Requirements:
Collect each line of the entries that holds the string "into".

Dataset items:
= = = = =

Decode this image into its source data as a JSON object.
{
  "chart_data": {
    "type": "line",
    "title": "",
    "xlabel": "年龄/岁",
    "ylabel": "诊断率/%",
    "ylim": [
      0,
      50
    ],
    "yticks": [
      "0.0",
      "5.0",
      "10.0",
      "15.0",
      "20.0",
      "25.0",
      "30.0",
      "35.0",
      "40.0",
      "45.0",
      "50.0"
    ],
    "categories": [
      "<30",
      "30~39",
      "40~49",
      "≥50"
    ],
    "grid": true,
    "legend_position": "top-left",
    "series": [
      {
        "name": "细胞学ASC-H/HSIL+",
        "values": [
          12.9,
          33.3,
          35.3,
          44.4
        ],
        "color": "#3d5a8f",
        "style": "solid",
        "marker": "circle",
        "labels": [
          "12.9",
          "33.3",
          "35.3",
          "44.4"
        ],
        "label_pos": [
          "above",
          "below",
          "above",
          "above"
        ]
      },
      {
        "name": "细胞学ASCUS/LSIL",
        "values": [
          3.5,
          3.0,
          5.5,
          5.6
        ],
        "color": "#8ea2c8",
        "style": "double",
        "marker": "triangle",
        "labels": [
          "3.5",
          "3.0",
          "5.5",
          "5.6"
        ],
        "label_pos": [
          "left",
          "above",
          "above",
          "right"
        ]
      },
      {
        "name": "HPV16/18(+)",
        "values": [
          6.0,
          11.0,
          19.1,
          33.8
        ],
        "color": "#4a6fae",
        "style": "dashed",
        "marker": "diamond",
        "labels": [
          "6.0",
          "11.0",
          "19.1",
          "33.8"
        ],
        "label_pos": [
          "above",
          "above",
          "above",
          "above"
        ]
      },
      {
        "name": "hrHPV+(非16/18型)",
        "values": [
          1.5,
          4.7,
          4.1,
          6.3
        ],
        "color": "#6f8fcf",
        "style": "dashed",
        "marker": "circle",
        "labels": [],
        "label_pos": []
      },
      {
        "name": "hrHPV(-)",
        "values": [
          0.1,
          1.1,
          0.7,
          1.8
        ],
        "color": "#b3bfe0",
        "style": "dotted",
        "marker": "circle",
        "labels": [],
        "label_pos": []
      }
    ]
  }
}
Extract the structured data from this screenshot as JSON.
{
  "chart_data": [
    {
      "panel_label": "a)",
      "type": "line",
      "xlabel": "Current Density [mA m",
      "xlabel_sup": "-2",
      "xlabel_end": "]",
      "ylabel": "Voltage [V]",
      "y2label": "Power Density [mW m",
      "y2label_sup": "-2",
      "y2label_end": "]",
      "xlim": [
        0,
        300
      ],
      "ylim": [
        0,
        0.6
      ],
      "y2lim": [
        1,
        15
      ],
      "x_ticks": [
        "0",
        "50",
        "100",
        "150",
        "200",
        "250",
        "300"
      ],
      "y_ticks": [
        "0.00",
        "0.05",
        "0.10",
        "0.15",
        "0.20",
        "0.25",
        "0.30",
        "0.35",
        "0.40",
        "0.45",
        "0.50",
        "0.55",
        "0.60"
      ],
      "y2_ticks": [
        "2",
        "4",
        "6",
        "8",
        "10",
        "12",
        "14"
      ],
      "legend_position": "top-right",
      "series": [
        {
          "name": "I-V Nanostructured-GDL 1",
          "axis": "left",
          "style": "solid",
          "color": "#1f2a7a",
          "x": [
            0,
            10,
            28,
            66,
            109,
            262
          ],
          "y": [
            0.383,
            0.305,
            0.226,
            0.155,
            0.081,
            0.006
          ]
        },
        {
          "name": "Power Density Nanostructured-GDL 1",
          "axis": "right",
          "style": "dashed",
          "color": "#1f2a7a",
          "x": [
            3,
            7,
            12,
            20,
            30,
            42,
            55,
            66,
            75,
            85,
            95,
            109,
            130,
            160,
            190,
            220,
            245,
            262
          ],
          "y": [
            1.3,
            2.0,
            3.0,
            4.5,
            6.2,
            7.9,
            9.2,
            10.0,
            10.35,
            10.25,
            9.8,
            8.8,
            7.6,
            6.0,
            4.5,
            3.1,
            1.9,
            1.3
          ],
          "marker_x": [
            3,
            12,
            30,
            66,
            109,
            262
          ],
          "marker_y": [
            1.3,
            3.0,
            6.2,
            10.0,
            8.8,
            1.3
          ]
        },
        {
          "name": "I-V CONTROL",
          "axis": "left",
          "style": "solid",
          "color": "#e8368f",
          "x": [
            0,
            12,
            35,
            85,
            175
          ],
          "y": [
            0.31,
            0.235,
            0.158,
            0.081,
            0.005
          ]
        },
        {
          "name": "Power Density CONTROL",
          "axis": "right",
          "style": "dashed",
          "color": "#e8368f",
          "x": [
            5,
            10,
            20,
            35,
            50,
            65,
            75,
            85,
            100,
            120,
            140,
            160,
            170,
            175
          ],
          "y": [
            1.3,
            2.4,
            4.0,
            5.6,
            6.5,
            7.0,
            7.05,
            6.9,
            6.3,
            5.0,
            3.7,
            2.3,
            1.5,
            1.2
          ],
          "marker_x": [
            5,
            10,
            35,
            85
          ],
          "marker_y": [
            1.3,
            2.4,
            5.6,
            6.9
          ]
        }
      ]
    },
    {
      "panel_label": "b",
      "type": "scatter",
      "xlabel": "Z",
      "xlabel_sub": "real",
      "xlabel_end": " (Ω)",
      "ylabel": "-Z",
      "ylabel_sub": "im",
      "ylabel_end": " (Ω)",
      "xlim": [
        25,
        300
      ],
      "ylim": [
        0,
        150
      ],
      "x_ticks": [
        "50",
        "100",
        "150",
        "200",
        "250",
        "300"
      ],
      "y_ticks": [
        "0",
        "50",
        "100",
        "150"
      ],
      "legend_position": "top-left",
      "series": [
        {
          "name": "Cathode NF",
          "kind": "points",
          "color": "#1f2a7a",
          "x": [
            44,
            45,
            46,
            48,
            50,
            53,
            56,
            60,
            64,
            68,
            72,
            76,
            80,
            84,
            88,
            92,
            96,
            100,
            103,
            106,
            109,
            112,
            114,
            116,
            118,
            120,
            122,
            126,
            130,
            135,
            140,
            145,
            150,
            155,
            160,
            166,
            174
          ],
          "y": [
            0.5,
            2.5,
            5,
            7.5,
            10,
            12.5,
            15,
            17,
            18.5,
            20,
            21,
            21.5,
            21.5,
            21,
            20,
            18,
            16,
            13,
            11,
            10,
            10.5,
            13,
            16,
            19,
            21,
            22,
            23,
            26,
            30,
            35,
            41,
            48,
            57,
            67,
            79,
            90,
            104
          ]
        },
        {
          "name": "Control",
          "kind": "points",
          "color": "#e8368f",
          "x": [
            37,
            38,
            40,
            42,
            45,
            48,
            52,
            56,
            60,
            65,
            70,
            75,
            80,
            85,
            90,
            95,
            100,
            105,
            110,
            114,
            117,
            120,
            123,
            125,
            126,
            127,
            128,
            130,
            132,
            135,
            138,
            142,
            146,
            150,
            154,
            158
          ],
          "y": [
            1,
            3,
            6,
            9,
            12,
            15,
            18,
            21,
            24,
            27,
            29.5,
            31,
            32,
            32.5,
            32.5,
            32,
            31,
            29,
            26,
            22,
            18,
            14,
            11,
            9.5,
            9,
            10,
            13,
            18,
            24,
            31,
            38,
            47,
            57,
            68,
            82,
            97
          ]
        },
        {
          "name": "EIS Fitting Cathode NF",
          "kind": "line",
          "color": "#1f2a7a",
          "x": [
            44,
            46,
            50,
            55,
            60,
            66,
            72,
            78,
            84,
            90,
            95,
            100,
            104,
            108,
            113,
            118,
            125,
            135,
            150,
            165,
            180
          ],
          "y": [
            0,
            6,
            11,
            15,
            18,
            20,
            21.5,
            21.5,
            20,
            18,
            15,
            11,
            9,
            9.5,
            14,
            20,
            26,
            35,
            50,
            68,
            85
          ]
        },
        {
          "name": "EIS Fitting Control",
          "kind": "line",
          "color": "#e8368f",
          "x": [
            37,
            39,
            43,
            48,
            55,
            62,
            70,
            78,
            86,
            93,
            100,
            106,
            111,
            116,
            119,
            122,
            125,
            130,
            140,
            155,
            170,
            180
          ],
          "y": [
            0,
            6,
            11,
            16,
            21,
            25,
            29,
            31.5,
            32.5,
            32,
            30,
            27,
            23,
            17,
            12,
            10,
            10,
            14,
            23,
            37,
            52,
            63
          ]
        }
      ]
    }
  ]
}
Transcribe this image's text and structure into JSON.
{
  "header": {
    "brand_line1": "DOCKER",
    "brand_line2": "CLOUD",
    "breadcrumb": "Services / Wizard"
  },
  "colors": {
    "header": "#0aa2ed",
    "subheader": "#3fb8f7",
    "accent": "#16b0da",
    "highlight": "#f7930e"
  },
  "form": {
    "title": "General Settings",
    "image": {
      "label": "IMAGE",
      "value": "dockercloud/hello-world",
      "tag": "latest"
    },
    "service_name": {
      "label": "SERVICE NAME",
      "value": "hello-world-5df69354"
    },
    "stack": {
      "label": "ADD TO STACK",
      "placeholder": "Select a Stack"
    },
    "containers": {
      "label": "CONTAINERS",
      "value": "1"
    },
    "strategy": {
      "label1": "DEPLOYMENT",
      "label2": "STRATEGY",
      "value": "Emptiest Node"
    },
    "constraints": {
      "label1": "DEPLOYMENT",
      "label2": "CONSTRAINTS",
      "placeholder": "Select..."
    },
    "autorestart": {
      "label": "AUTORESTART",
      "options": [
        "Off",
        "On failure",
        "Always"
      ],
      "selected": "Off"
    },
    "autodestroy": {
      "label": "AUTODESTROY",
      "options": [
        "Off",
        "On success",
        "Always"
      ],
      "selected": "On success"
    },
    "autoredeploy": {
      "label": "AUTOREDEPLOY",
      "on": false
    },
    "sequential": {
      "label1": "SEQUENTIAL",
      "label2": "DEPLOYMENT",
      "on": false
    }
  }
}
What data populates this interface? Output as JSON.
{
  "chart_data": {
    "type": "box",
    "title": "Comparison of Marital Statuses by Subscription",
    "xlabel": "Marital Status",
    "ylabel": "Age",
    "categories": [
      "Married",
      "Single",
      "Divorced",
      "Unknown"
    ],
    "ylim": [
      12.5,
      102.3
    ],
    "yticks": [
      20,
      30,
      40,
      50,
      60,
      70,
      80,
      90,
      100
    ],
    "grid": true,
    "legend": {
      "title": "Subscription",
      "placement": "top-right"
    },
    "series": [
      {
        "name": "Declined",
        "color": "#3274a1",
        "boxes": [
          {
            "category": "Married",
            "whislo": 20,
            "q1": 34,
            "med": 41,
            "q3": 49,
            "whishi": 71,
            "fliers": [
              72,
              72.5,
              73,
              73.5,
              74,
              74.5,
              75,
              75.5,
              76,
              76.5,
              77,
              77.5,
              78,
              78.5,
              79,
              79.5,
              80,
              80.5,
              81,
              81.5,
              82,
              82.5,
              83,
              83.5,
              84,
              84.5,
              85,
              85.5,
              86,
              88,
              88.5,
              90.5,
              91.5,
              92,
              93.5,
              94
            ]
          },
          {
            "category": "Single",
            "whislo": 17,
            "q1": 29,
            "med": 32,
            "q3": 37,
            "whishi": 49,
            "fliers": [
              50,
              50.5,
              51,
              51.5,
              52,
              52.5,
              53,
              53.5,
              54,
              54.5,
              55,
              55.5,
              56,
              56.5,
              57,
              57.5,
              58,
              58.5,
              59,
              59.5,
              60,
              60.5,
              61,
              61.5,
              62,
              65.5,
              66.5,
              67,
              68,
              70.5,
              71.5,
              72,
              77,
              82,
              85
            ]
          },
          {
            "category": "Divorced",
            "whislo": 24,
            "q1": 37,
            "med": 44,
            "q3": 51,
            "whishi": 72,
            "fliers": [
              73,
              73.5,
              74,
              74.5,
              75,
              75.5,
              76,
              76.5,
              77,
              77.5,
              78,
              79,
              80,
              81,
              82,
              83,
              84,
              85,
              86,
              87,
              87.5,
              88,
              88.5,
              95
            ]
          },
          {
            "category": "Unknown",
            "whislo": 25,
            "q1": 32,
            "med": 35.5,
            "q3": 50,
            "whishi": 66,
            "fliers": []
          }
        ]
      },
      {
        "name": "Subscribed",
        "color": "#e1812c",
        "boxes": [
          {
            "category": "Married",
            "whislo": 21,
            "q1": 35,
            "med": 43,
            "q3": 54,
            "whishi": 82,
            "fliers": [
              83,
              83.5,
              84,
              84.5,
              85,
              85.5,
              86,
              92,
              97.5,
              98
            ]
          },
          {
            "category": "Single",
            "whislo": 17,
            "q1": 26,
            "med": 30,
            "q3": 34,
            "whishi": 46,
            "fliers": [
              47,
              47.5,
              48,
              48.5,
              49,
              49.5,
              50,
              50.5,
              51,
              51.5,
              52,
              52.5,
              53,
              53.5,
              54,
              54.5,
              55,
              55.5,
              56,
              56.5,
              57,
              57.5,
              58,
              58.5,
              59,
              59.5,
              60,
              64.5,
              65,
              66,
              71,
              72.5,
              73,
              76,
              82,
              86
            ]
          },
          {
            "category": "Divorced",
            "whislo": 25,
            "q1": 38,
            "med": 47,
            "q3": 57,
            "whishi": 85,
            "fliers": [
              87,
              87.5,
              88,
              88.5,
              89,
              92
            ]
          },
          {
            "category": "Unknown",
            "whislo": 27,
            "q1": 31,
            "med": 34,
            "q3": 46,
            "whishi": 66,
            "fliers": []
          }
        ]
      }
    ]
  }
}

= = = = =

The solution:
Decode this image into its source data as a JSON object.
Transcribe this image's text and structure into JSON.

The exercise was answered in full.